[RECORDS FOR THE EXERCISE]
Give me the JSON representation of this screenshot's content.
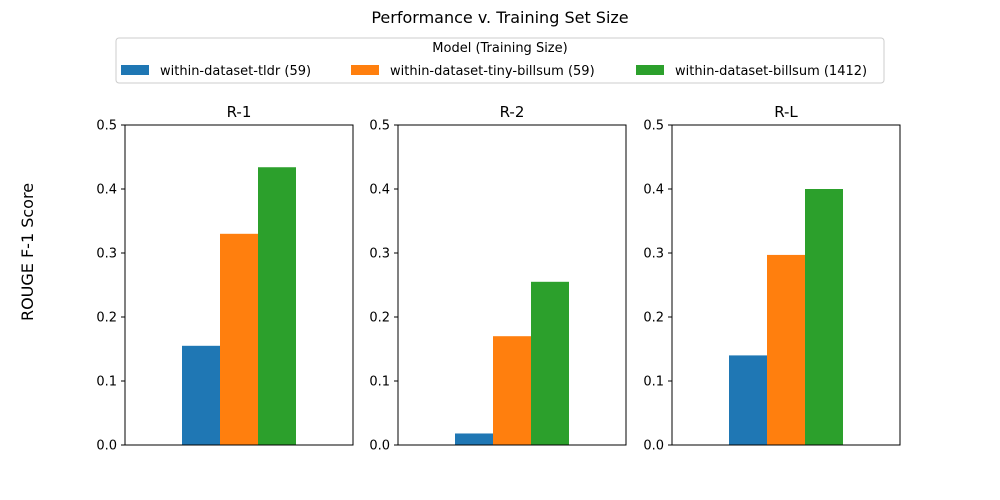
{
  "title": "Performance v. Training Set Size",
  "ylabel": "ROUGE F-1 Score",
  "legend": {
    "title": "Model (Training Size)",
    "placement": "top-center"
  },
  "colors": {
    "within-dataset-tldr (59)": "#1f77b4",
    "within-dataset-tiny-billsum (59)": "#ff7f0e",
    "within-dataset-billsum (1412)": "#2ca02c"
  },
  "chart_data": {
    "type": "bar",
    "series": [
      {
        "name": "within-dataset-tldr (59)",
        "color": "#1f77b4"
      },
      {
        "name": "within-dataset-tiny-billsum (59)",
        "color": "#ff7f0e"
      },
      {
        "name": "within-dataset-billsum (1412)",
        "color": "#2ca02c"
      }
    ],
    "panels": [
      {
        "title": "R-1",
        "values": [
          0.155,
          0.33,
          0.434
        ]
      },
      {
        "title": "R-2",
        "values": [
          0.018,
          0.17,
          0.255
        ]
      },
      {
        "title": "R-L",
        "values": [
          0.14,
          0.297,
          0.4
        ]
      }
    ],
    "ylim": [
      0,
      0.5
    ],
    "yticks": [
      "0.0",
      "0.1",
      "0.2",
      "0.3",
      "0.4",
      "0.5"
    ],
    "grid": false
  }
}
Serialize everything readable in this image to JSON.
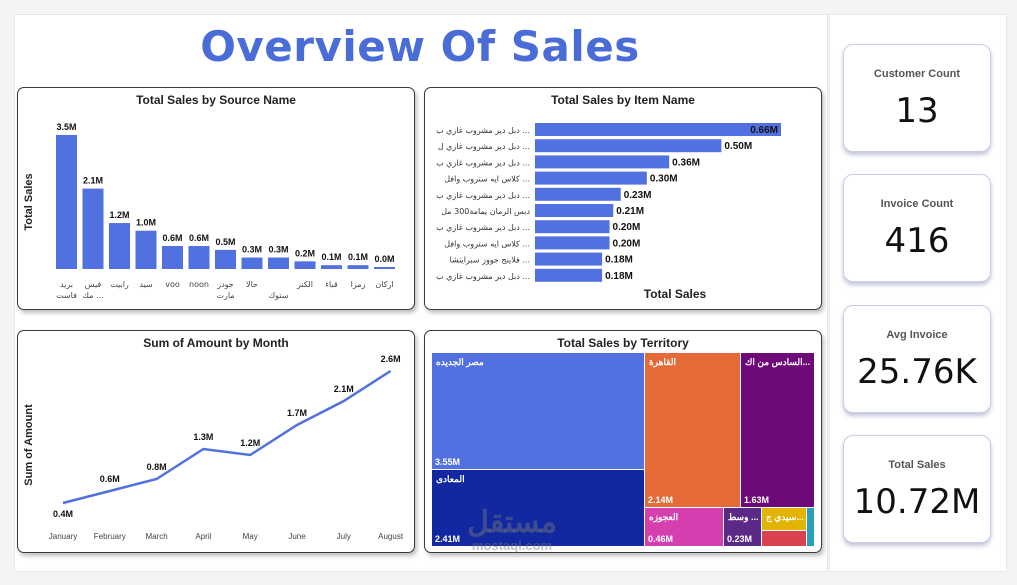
{
  "page": {
    "title": "Overview Of Sales"
  },
  "charts": {
    "source": {
      "title": "Total Sales by Source Name",
      "ylabel": "Total Sales",
      "categories": [
        "بريد فاست",
        "فيس بوك مك",
        "رابيت",
        "سيد",
        "voo",
        "noon",
        "جودز مارت",
        "حالا",
        "ستوك",
        "الكنز",
        "قباء",
        "زمزا",
        "اركان"
      ],
      "tick1": [
        "بريد",
        "فيس",
        "رابيت",
        "سيد",
        "voo",
        "noon",
        "جودز",
        "حالا",
        "",
        "الكنز",
        "قباء",
        "زمزا",
        "اركان"
      ],
      "tick2": [
        "فاست",
        "مك ...",
        "",
        "",
        "",
        "",
        "مارت",
        "",
        "ستوك",
        "",
        "",
        "",
        ""
      ],
      "labels": [
        "3.5M",
        "2.1M",
        "1.2M",
        "1.0M",
        "0.6M",
        "0.6M",
        "0.5M",
        "0.3M",
        "0.3M",
        "0.2M",
        "0.1M",
        "0.1M",
        "0.0M"
      ]
    },
    "item": {
      "title": "Total Sales by Item Name",
      "xlabel": "Total Sales",
      "categories": [
        "دبل دير مشروب غازي ب ...",
        "دبل دير مشروب غازي ل ...",
        "دبل دير مشروب غازي ب ...",
        "كلاس ايه ستروب وافل ...",
        "دبل دير مشروب غازي ب ...",
        "دبس الرمان يمامة300 مل",
        "دبل دير مشروب غازي ب ...",
        "كلاس ايه ستروب وافل ...",
        "فلاينج جووز سبرايتشا ...",
        "دبل دير مشروب غازي ب ..."
      ],
      "labels": [
        "0.66M",
        "0.50M",
        "0.36M",
        "0.30M",
        "0.23M",
        "0.21M",
        "0.20M",
        "0.20M",
        "0.18M",
        "0.18M"
      ]
    },
    "month": {
      "title": "Sum of Amount by Month",
      "ylabel": "Sum of Amount",
      "categories": [
        "January",
        "February",
        "March",
        "April",
        "May",
        "June",
        "July",
        "August"
      ],
      "labels": [
        "0.4M",
        "0.6M",
        "0.8M",
        "1.3M",
        "1.2M",
        "1.7M",
        "2.1M",
        "2.6M"
      ]
    },
    "territory": {
      "title": "Total Sales by Territory",
      "tiles": [
        {
          "name": "مصر الجديده",
          "value": "3.55M",
          "color": "#5271e0"
        },
        {
          "name": "المعادى",
          "value": "2.41M",
          "color": "#1228a0"
        },
        {
          "name": "القاهرة",
          "value": "2.14M",
          "color": "#e46a37"
        },
        {
          "name": "السادس من اك...",
          "value": "1.63M",
          "color": "#6e0a78"
        },
        {
          "name": "العجوزه",
          "value": "0.46M",
          "color": "#d63fb0"
        },
        {
          "name": "وسط ...",
          "value": "0.23M",
          "color": "#5b2a86"
        },
        {
          "name": "سيدي ج...",
          "value": "",
          "color": "#e2b300"
        },
        {
          "name": "",
          "value": "",
          "color": "#d9424d"
        },
        {
          "name": "",
          "value": "",
          "color": "#2aa0b7"
        }
      ]
    }
  },
  "chart_data": [
    {
      "type": "bar",
      "title": "Total Sales by Source Name",
      "xlabel": "",
      "ylabel": "Total Sales",
      "categories": [
        "بريد فاست",
        "فيس بوك مك",
        "رابيت",
        "سيد",
        "voo",
        "noon",
        "جودز مارت",
        "حالا",
        "ستوك",
        "الكنز",
        "قباء",
        "زمزا",
        "اركان"
      ],
      "values": [
        3.5,
        2.1,
        1.2,
        1.0,
        0.6,
        0.6,
        0.5,
        0.3,
        0.3,
        0.2,
        0.1,
        0.1,
        0.03
      ],
      "unit": "M",
      "ylim": [
        0,
        3.5
      ],
      "grid": false
    },
    {
      "type": "bar",
      "orientation": "horizontal",
      "title": "Total Sales by Item Name",
      "xlabel": "Total Sales",
      "categories": [
        "دبل دير مشروب غازي ب ...",
        "دبل دير مشروب غازي ل ...",
        "دبل دير مشروب غازي ب ...",
        "كلاس ايه ستروب وافل ...",
        "دبل دير مشروب غازي ب ...",
        "دبس الرمان يمامة300 مل",
        "دبل دير مشروب غازي ب ...",
        "كلاس ايه ستروب وافل ...",
        "فلاينج جووز سبرايتشا ...",
        "دبل دير مشروب غازي ب ..."
      ],
      "values": [
        0.66,
        0.5,
        0.36,
        0.3,
        0.23,
        0.21,
        0.2,
        0.2,
        0.18,
        0.18
      ],
      "unit": "M",
      "xlim": [
        0,
        0.66
      ],
      "grid": false
    },
    {
      "type": "line",
      "title": "Sum of Amount by Month",
      "xlabel": "",
      "ylabel": "Sum of Amount",
      "x": [
        "January",
        "February",
        "March",
        "April",
        "May",
        "June",
        "July",
        "August"
      ],
      "values": [
        0.4,
        0.6,
        0.8,
        1.3,
        1.2,
        1.7,
        2.1,
        2.6
      ],
      "unit": "M",
      "ylim": [
        0.4,
        2.6
      ],
      "grid": false
    },
    {
      "type": "treemap",
      "title": "Total Sales by Territory",
      "categories": [
        "مصر الجديده",
        "المعادى",
        "القاهرة",
        "السادس من اك...",
        "العجوزه",
        "وسط ...",
        "سيدي ج..."
      ],
      "values": [
        3.55,
        2.41,
        2.14,
        1.63,
        0.46,
        0.23,
        0.17
      ],
      "unit": "M"
    }
  ],
  "kpis": [
    {
      "label": "Customer Count",
      "value": "13"
    },
    {
      "label": "Invoice Count",
      "value": "416"
    },
    {
      "label": "Avg Invoice",
      "value": "25.76K"
    },
    {
      "label": "Total Sales",
      "value": "10.72M"
    }
  ],
  "watermark": {
    "logo": "مستقل",
    "url": "mostaql.com"
  },
  "colors": {
    "accent": "#4a6cd6",
    "bar": "#5271e0",
    "line": "#5271e0"
  }
}
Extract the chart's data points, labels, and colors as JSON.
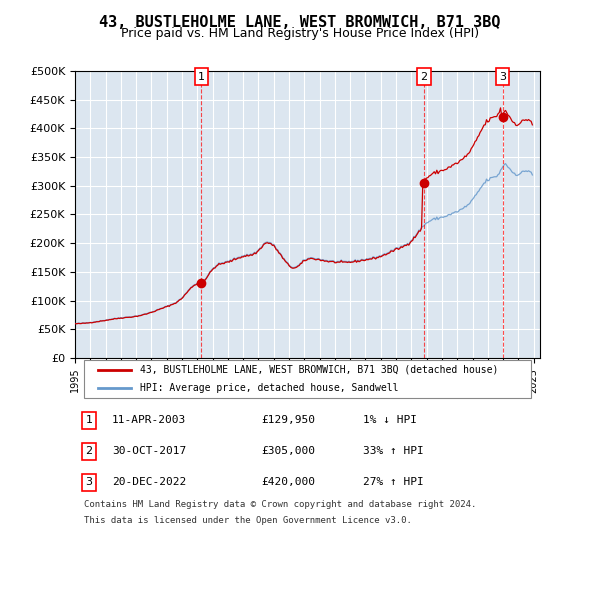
{
  "title": "43, BUSTLEHOLME LANE, WEST BROMWICH, B71 3BQ",
  "subtitle": "Price paid vs. HM Land Registry's House Price Index (HPI)",
  "background_color": "#dce6f0",
  "plot_bg_color": "#dce6f0",
  "hpi_line_color": "#6699cc",
  "price_line_color": "#cc0000",
  "marker_color": "#cc0000",
  "sale_dates": [
    "2003-04-11",
    "2017-10-30",
    "2022-12-20"
  ],
  "sale_prices": [
    129950,
    305000,
    420000
  ],
  "sale_labels": [
    "1",
    "2",
    "3"
  ],
  "legend_property": "43, BUSTLEHOLME LANE, WEST BROMWICH, B71 3BQ (detached house)",
  "legend_hpi": "HPI: Average price, detached house, Sandwell",
  "table_entries": [
    {
      "label": "1",
      "date": "11-APR-2003",
      "price": "£129,950",
      "change": "1% ↓ HPI"
    },
    {
      "label": "2",
      "date": "30-OCT-2017",
      "price": "£305,000",
      "change": "33% ↑ HPI"
    },
    {
      "label": "3",
      "date": "20-DEC-2022",
      "price": "£420,000",
      "change": "27% ↑ HPI"
    }
  ],
  "footnote1": "Contains HM Land Registry data © Crown copyright and database right 2024.",
  "footnote2": "This data is licensed under the Open Government Licence v3.0.",
  "ylim": [
    0,
    500000
  ],
  "yticks": [
    0,
    50000,
    100000,
    150000,
    200000,
    250000,
    300000,
    350000,
    400000,
    450000,
    500000
  ],
  "xstart_year": 1995,
  "xend_year": 2025
}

[WHAT TO DO] Reproduce the lines of the listing exactly, starting at the one that contains "Extract the chart's" and continuing through the final line, but leave out the pictures.

[RESULT]
Extract the chart's data points, labels, and colors as JSON.
{
  "title": "43, BUSTLEHOLME LANE, WEST BROMWICH, B71 3BQ",
  "subtitle": "Price paid vs. HM Land Registry's House Price Index (HPI)",
  "background_color": "#dce6f0",
  "plot_bg_color": "#dce6f0",
  "hpi_line_color": "#6699cc",
  "price_line_color": "#cc0000",
  "marker_color": "#cc0000",
  "sale_dates": [
    "2003-04-11",
    "2017-10-30",
    "2022-12-20"
  ],
  "sale_prices": [
    129950,
    305000,
    420000
  ],
  "sale_labels": [
    "1",
    "2",
    "3"
  ],
  "legend_property": "43, BUSTLEHOLME LANE, WEST BROMWICH, B71 3BQ (detached house)",
  "legend_hpi": "HPI: Average price, detached house, Sandwell",
  "table_entries": [
    {
      "label": "1",
      "date": "11-APR-2003",
      "price": "£129,950",
      "change": "1% ↓ HPI"
    },
    {
      "label": "2",
      "date": "30-OCT-2017",
      "price": "£305,000",
      "change": "33% ↑ HPI"
    },
    {
      "label": "3",
      "date": "20-DEC-2022",
      "price": "£420,000",
      "change": "27% ↑ HPI"
    }
  ],
  "footnote1": "Contains HM Land Registry data © Crown copyright and database right 2024.",
  "footnote2": "This data is licensed under the Open Government Licence v3.0.",
  "ylim": [
    0,
    500000
  ],
  "yticks": [
    0,
    50000,
    100000,
    150000,
    200000,
    250000,
    300000,
    350000,
    400000,
    450000,
    500000
  ],
  "xstart_year": 1995,
  "xend_year": 2025
}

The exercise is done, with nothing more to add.